• **What the task requires**: Which lines in the records below contain the word "equipment"? Copy each of them.

════════════════

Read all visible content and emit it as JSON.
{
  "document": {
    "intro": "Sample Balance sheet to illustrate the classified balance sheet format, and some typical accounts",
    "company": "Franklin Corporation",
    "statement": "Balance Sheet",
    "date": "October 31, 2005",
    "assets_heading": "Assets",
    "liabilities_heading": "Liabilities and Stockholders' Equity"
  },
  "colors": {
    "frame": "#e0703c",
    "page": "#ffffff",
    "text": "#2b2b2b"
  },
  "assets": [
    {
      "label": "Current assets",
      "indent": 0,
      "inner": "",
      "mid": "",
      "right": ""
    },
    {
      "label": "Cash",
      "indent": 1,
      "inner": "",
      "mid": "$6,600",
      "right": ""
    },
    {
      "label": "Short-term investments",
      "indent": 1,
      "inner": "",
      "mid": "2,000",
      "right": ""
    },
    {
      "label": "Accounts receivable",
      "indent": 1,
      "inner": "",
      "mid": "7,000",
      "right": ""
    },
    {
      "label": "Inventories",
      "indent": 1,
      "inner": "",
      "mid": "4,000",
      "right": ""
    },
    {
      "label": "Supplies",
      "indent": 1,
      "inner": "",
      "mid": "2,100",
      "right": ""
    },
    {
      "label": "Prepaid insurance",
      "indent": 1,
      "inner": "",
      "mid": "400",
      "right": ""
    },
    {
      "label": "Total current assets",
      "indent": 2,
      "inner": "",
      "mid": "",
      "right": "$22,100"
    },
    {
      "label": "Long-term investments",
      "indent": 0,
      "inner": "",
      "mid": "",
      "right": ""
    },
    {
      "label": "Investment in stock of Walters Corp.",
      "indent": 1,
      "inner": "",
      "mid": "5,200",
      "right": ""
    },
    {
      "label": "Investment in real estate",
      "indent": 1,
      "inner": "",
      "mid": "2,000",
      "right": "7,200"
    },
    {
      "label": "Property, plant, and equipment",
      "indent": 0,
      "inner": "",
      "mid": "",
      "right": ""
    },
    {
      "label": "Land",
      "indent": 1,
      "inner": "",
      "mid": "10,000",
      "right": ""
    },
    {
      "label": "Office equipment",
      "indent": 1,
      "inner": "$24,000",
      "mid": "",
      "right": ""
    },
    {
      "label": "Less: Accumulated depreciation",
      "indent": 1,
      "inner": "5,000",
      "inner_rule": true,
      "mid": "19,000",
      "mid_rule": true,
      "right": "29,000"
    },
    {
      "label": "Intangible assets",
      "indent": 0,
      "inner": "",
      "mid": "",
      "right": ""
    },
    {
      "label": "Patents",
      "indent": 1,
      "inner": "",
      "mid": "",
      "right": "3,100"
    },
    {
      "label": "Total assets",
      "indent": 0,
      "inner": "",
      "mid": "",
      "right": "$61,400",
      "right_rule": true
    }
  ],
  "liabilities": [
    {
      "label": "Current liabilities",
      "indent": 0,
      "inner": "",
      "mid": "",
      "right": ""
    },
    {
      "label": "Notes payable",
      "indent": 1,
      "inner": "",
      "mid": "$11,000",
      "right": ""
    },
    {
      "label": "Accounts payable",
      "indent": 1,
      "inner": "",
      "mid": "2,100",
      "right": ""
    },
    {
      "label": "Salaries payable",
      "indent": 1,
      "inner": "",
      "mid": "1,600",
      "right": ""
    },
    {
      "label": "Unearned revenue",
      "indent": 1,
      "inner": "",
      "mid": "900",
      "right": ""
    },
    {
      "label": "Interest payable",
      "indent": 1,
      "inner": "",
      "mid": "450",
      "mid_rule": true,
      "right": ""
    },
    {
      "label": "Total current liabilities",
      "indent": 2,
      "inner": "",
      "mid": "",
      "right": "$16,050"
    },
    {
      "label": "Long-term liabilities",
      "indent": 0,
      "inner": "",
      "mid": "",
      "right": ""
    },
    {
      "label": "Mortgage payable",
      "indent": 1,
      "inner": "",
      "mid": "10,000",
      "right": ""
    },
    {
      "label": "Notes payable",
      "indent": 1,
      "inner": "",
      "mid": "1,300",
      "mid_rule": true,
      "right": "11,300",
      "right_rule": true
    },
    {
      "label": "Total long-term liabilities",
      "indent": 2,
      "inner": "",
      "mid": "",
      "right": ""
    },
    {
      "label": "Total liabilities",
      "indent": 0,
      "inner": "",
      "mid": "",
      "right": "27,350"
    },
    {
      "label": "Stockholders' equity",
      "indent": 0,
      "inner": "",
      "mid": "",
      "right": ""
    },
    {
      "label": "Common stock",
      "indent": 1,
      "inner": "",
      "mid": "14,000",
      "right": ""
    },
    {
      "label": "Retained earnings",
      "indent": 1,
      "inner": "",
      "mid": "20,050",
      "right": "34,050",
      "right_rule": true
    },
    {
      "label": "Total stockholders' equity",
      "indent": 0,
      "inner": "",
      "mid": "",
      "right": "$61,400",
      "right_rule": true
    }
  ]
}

════════════════

• **In response**:
      "label": "Property, plant, and equipment",
      "label": "Office equipment",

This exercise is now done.